### [Written exercise]
In the copy, keep every record exact and leave out all images.

### [Extracted records]

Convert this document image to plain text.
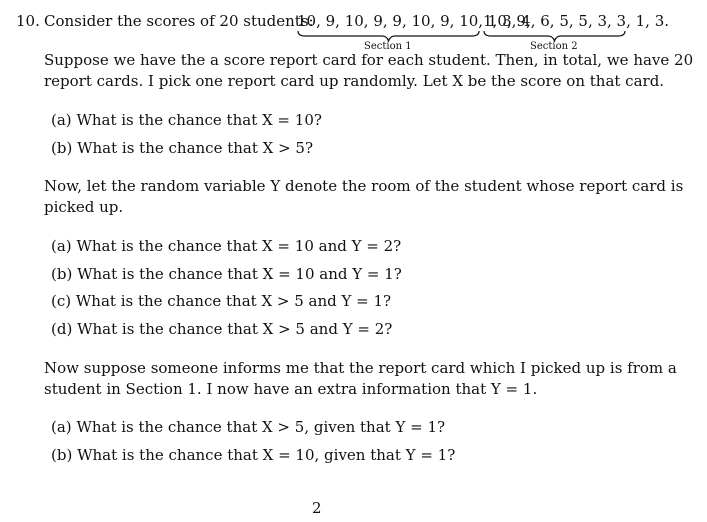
10. Consider the scores of 20 students:
10, 9, 10, 9, 9, 10, 9, 10, 10, 9,
Section 1
1, 3, 4, 6, 5, 5, 3, 3, 1, 3.
Section 2
Suppose we have the a score report card for each student. Then, in total, we have 20
report cards. I pick one report card up randomly. Let X be the score on that card.
(a) What is the chance that X = 10?
(b) What is the chance that X > 5?
Now, let the random variable Y denote the room of the student whose report card is
picked up.
(a) What is the chance that X = 10 and Y = 2?
(b) What is the chance that X = 10 and Y = 1?
(c) What is the chance that X > 5 and Y = 1?
(d) What is the chance that X > 5 and Y = 2?
Now suppose someone informs me that the report card which I picked up is from a
student in Section 1. I now have an extra information that Y = 1.
(a) What is the chance that X > 5, given that Y = 1?
(b) What is the chance that X = 10, given that Y = 1?
2
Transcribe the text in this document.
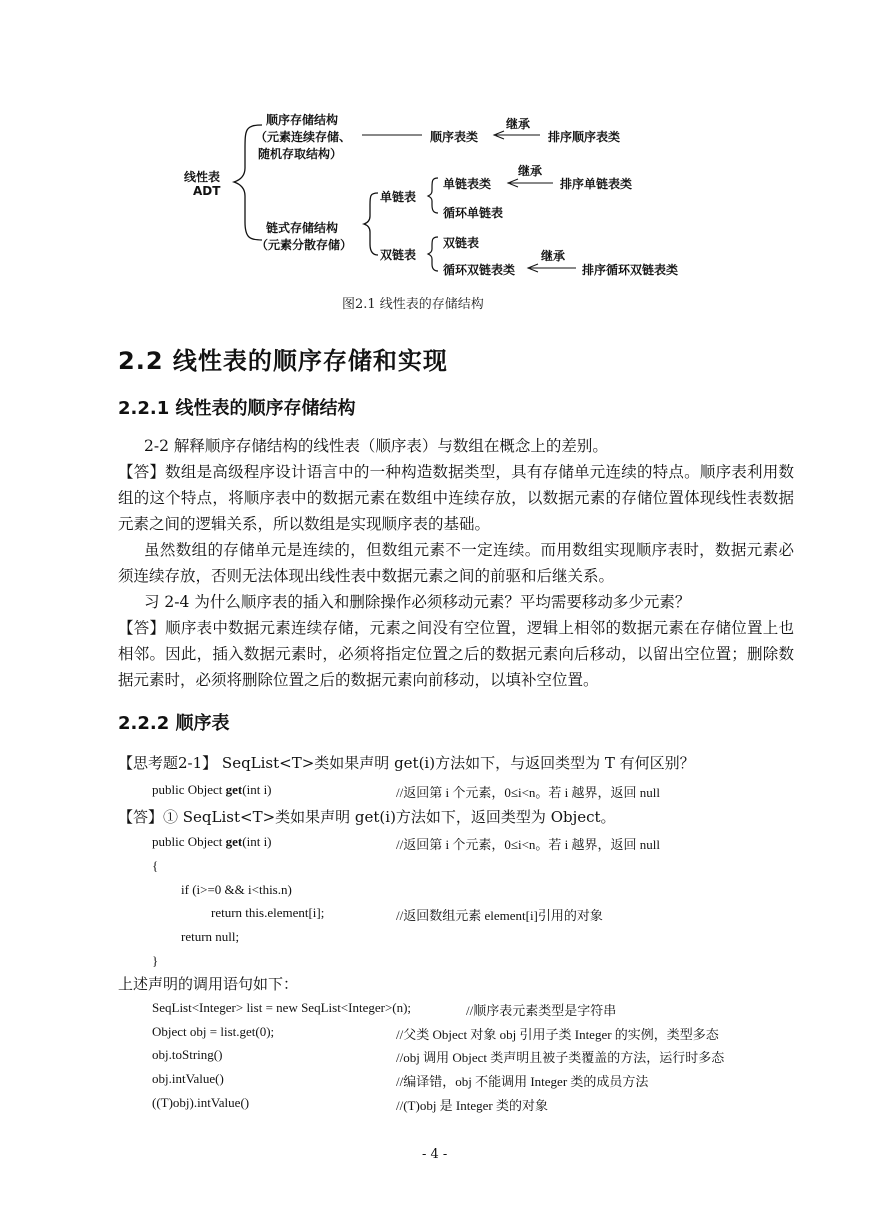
线性表
ADT
顺序存储结构
（元素连续存储、
随机存取结构）
顺序表类
继承
排序顺序表类
链式存储结构
（元素分散存储）
单链表
单链表类
继承
排序单链表类
循环单链表
双链表
双链表
循环双链表类
继承
排序循环双链表类
图2.1 线性表的存储结构
2.2 线性表的顺序存储和实现
2.2.1 线性表的顺序存储结构
2-2 解释顺序存储结构的线性表（顺序表）与数组在概念上的差别。
【答】数组是高级程序设计语言中的一种构造数据类型，具有存储单元连续的特点。顺序表利用数组的这个特点，将顺序表中的数据元素在数组中连续存放，以数据元素的存储位置体现线性表数据元素之间的逻辑关系，所以数组是实现顺序表的基础。
虽然数组的存储单元是连续的，但数组元素不一定连续。而用数组实现顺序表时，数据元素必须连续存放，否则无法体现出线性表中数据元素之间的前驱和后继关系。
习 2-4 为什么顺序表的插入和删除操作必须移动元素？平均需要移动多少元素？
【答】顺序表中数据元素连续存储，元素之间没有空位置，逻辑上相邻的数据元素在存储位置上也相邻。因此，插入数据元素时，必须将指定位置之后的数据元素向后移动，以留出空位置；删除数据元素时，必须将删除位置之后的数据元素向前移动，以填补空位置。
2.2.2 顺序表
【思考题2-1】 SeqList<T>类如果声明 get(i)方法如下，与返回类型为 T 有何区别？
public Object get(int i)	//返回第 i 个元素，0≤i<n。若 i 越界，返回 null
【答】① SeqList<T>类如果声明 get(i)方法如下，返回类型为 Object。
public Object get(int i)	//返回第 i 个元素，0≤i<n。若 i 越界，返回 null
{
if (i>=0 && i<this.n)
return this.element[i];	//返回数组元素 element[i]引用的对象
return null;
}
上述声明的调用语句如下：
SeqList<Integer> list = new SeqList<Integer>(n);	//顺序表元素类型是字符串
Object obj = list.get(0);	//父类 Object 对象 obj 引用子类 Integer 的实例，类型多态
obj.toString()	//obj 调用 Object 类声明且被子类覆盖的方法，运行时多态
obj.intValue()	//编译错，obj 不能调用 Integer 类的成员方法
((T)obj).intValue()	//(T)obj 是 Integer 类的对象
- 4 -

### [Written answer]
Convert this document image to plain text.
10. Consider the scores of 20 students:
10, 9, 10, 9, 9, 10, 9, 10, 10, 9,
Section 1
1, 3, 4, 6, 5, 5, 3, 3, 1, 3.
Section 2
Suppose we have the a score report card for each student. Then, in total, we have 20
report cards. I pick one report card up randomly. Let X be the score on that card.
(a) What is the chance that X = 10?
(b) What is the chance that X > 5?
Now, let the random variable Y denote the room of the student whose report card is
picked up.
(a) What is the chance that X = 10 and Y = 2?
(b) What is the chance that X = 10 and Y = 1?
(c) What is the chance that X > 5 and Y = 1?
(d) What is the chance that X > 5 and Y = 2?
Now suppose someone informs me that the report card which I picked up is from a
student in Section 1. I now have an extra information that Y = 1.
(a) What is the chance that X > 5, given that Y = 1?
(b) What is the chance that X = 10, given that Y = 1?
2
Transcribe the text in this document.
线性表
ADT
顺序存储结构
（元素连续存储、
随机存取结构）
顺序表类
继承
排序顺序表类
链式存储结构
（元素分散存储）
单链表
单链表类
继承
排序单链表类
循环单链表
双链表
双链表
循环双链表类
继承
排序循环双链表类
图2.1 线性表的存储结构
2.2 线性表的顺序存储和实现
2.2.1 线性表的顺序存储结构
2-2 解释顺序存储结构的线性表（顺序表）与数组在概念上的差别。
【答】数组是高级程序设计语言中的一种构造数据类型，具有存储单元连续的特点。顺序表利用数组的这个特点，将顺序表中的数据元素在数组中连续存放，以数据元素的存储位置体现线性表数据元素之间的逻辑关系，所以数组是实现顺序表的基础。
虽然数组的存储单元是连续的，但数组元素不一定连续。而用数组实现顺序表时，数据元素必须连续存放，否则无法体现出线性表中数据元素之间的前驱和后继关系。
习 2-4 为什么顺序表的插入和删除操作必须移动元素？平均需要移动多少元素？
【答】顺序表中数据元素连续存储，元素之间没有空位置，逻辑上相邻的数据元素在存储位置上也相邻。因此，插入数据元素时，必须将指定位置之后的数据元素向后移动，以留出空位置；删除数据元素时，必须将删除位置之后的数据元素向前移动，以填补空位置。
2.2.2 顺序表
【思考题2-1】 SeqList<T>类如果声明 get(i)方法如下，与返回类型为 T 有何区别？
public Object get(int i)	//返回第 i 个元素，0≤i<n。若 i 越界，返回 null
【答】① SeqList<T>类如果声明 get(i)方法如下，返回类型为 Object。
public Object get(int i)	//返回第 i 个元素，0≤i<n。若 i 越界，返回 null
{
if (i>=0 && i<this.n)
return this.element[i];	//返回数组元素 element[i]引用的对象
return null;
}
上述声明的调用语句如下：
SeqList<Integer> list = new SeqList<Integer>(n);	//顺序表元素类型是字符串
Object obj = list.get(0);	//父类 Object 对象 obj 引用子类 Integer 的实例，类型多态
obj.toString()	//obj 调用 Object 类声明且被子类覆盖的方法，运行时多态
obj.intValue()	//编译错，obj 不能调用 Integer 类的成员方法
((T)obj).intValue()	//(T)obj 是 Integer 类的对象
- 4 -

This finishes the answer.